=== Data in this exercise ===
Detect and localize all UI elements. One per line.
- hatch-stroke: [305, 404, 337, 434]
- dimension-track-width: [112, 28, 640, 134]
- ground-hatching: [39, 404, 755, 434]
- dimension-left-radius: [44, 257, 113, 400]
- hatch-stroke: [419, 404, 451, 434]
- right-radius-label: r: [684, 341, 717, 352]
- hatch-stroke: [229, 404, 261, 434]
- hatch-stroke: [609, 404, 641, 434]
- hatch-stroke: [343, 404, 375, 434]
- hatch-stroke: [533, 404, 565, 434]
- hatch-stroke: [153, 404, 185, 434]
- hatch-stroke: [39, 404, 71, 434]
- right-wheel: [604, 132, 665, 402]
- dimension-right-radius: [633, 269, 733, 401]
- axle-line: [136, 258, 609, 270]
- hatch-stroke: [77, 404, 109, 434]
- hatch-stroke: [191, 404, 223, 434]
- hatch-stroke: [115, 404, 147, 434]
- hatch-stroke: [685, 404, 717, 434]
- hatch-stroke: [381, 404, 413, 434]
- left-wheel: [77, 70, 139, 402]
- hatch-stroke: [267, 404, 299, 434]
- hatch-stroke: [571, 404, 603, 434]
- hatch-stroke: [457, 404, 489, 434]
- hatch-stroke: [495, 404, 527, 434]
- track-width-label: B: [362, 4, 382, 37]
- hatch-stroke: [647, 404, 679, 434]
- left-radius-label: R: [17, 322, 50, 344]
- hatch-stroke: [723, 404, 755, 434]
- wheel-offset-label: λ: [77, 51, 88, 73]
===
Rewrite all the entries above with "hatch-line" in place of every "hatch-stroke", leaving everything else unchanged.

Detect and localize all UI elements. One per line.
- hatch-line: [305, 404, 337, 434]
- dimension-track-width: [112, 28, 640, 134]
- ground-hatching: [39, 404, 755, 434]
- dimension-left-radius: [44, 257, 113, 400]
- hatch-line: [419, 404, 451, 434]
- right-radius-label: r: [684, 341, 717, 352]
- hatch-line: [229, 404, 261, 434]
- hatch-line: [609, 404, 641, 434]
- hatch-line: [343, 404, 375, 434]
- hatch-line: [533, 404, 565, 434]
- hatch-line: [153, 404, 185, 434]
- hatch-line: [39, 404, 71, 434]
- right-wheel: [604, 132, 665, 402]
- dimension-right-radius: [633, 269, 733, 401]
- axle-line: [136, 258, 609, 270]
- hatch-line: [77, 404, 109, 434]
- hatch-line: [191, 404, 223, 434]
- hatch-line: [115, 404, 147, 434]
- hatch-line: [685, 404, 717, 434]
- hatch-line: [381, 404, 413, 434]
- left-wheel: [77, 70, 139, 402]
- hatch-line: [267, 404, 299, 434]
- hatch-line: [571, 404, 603, 434]
- hatch-line: [457, 404, 489, 434]
- hatch-line: [495, 404, 527, 434]
- track-width-label: B: [362, 4, 382, 37]
- hatch-line: [647, 404, 679, 434]
- left-radius-label: R: [17, 322, 50, 344]
- hatch-line: [723, 404, 755, 434]
- wheel-offset-label: λ: [77, 51, 88, 73]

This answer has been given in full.